_GIVEN REQUEST_. Report how many lines contain "Yoga". Give the number and nothing else.

_MATERIALS PROVIDED_.
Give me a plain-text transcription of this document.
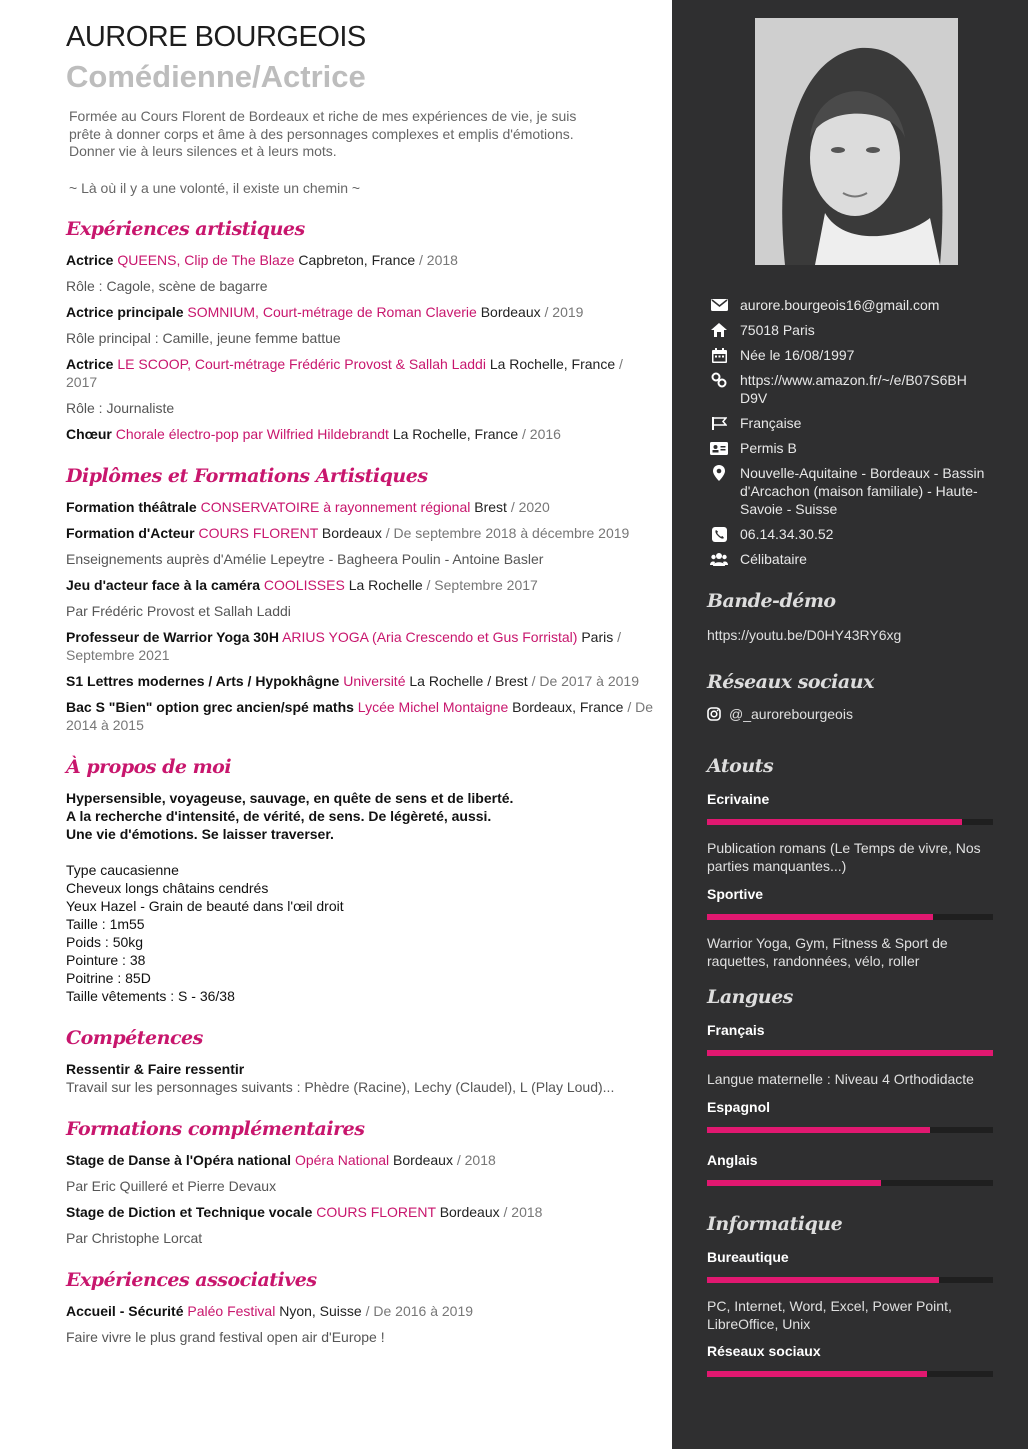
AURORE BOURGEOIS
Comédienne/Actrice
Formée au Cours Florent de Bordeaux et riche de mes expériences de vie, je suis prête à donner corps et âme à des personnages complexes et emplis d'émotions. Donner vie à leurs silences et à leurs mots.
~ Là où il y a une volonté, il existe un chemin ~
Expériences artistiques
Actrice QUEENS, Clip de The Blaze Capbreton, France / 2018
Rôle : Cagole, scène de bagarre
Actrice principale SOMNIUM, Court-métrage de Roman Claverie Bordeaux / 2019
Rôle principal : Camille, jeune femme battue
Actrice LE SCOOP, Court-métrage Frédéric Provost & Sallah Laddi La Rochelle, France / 2017
Rôle : Journaliste
Chœur Chorale électro-pop par Wilfried Hildebrandt La Rochelle, France / 2016
Diplômes et Formations Artistiques
Formation théâtrale CONSERVATOIRE à rayonnement régional Brest / 2020
Formation d'Acteur COURS FLORENT Bordeaux / De septembre 2018 à décembre 2019
Enseignements auprès d'Amélie Lepeytre - Bagheera Poulin - Antoine Basler
Jeu d'acteur face à la caméra COOLISSES La Rochelle / Septembre 2017
Par Frédéric Provost et Sallah Laddi
Professeur de Warrior Yoga 30H ARIUS YOGA (Aria Crescendo et Gus Forristal) Paris / Septembre 2021
S1 Lettres modernes / Arts / Hypokhâgne Université La Rochelle / Brest / De 2017 à 2019
Bac S "Bien" option grec ancien/spé maths Lycée Michel Montaigne Bordeaux, France / De 2014 à 2015
À propos de moi

Hypersensible, voyageuse, sauvage, en quête de sens et de liberté.

A la recherche d'intensité, de vérité, de sens. De légèreté, aussi.

Une vie d'émotions. Se laisser traverser.

Type caucasienne

Cheveux longs châtains cendrés

Yeux Hazel - Grain de beauté dans l'œil droit

Taille : 1m55

Poids : 50kg

Pointure : 38

Poitrine : 85D

Taille vêtements : S - 36/38

Compétences
Ressentir & Faire ressentir
Travail sur les personnages suivants : Phèdre (Racine), Lechy (Claudel), L (Play Loud)...
Formations complémentaires
Stage de Danse à l'Opéra national Opéra National Bordeaux / 2018
Par Eric Quilleré et Pierre Devaux
Stage de Diction et Technique vocale COURS FLORENT Bordeaux / 2018
Par Christophe Lorcat
Expériences associatives
Accueil - Sécurité Paléo Festival Nyon, Suisse / De 2016 à 2019
Faire vivre le plus grand festival open air d'Europe !
aurore.bourgeois16@gmail.com
75018 Paris
Née le 16/08/1997
https://www.amazon.fr/~/e/B07S6BH D9V
Française
Permis B
Nouvelle-Aquitaine - Bordeaux - Bassin d'Arcachon (maison familiale) - Haute-Savoie - Suisse
06.14.34.30.52
Célibataire
Bande-démo
https://youtu.be/D0HY43RY6xg
Réseaux sociaux
@_aurorebourgeois
Atouts
Ecrivaine
Publication romans (Le Temps de vivre, Nos parties manquantes...)
Sportive
Warrior Yoga, Gym, Fitness & Sport de raquettes, randonnées, vélo, roller
Langues
Français
Langue maternelle : Niveau 4 Orthodidacte
Espagnol
Anglais
Informatique
Bureautique
PC, Internet, Word, Excel, Power Point, LibreOffice, Unix
Réseaux sociaux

_TASK ANSWER_. 2